→ The exercise: Gather all lines containing the string "name" and copy them out.
---------- Extracted entries ----------
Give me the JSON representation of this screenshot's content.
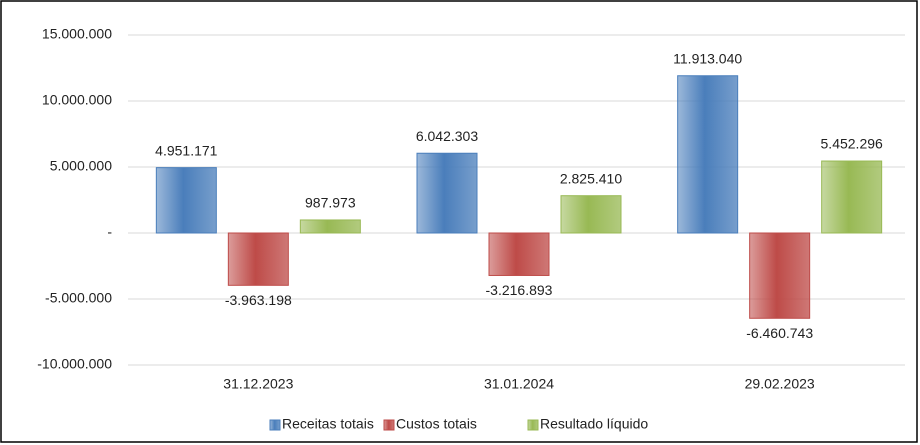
{
  "chart_data": {
    "type": "bar",
    "categories": [
      "31.12.2023",
      "31.01.2024",
      "29.02.2023"
    ],
    "series": [
      {
        "name": "Receitas totais",
        "color": "#4a7ebb",
        "values": [
          4951171,
          6042303,
          11913040
        ],
        "value_labels": [
          "4.951.171",
          "6.042.303",
          "11.913.040"
        ]
      },
      {
        "name": "Custos totais",
        "color": "#be4b48",
        "values": [
          -3963198,
          -3216893,
          -6460743
        ],
        "value_labels": [
          "-3.963.198",
          "-3.216.893",
          "-6.460.743"
        ]
      },
      {
        "name": "Resultado líquido",
        "color": "#98b954",
        "values": [
          987973,
          2825410,
          5452296
        ],
        "value_labels": [
          "987.973",
          "2.825.410",
          "5.452.296"
        ]
      }
    ],
    "ylim": [
      -10000000,
      15000000
    ],
    "yticks": [
      {
        "value": -10000000,
        "label": "-10.000.000"
      },
      {
        "value": -5000000,
        "label": "-5.000.000"
      },
      {
        "value": 0,
        "label": "-"
      },
      {
        "value": 5000000,
        "label": "5.000.000"
      },
      {
        "value": 10000000,
        "label": "10.000.000"
      },
      {
        "value": 15000000,
        "label": "15.000.000"
      }
    ],
    "grid": true,
    "legend": "bottom"
  }
}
----------
→ Task solution:
        "name": "Receitas totais",
        "name": "Custos totais",
        "name": "Resultado líquido",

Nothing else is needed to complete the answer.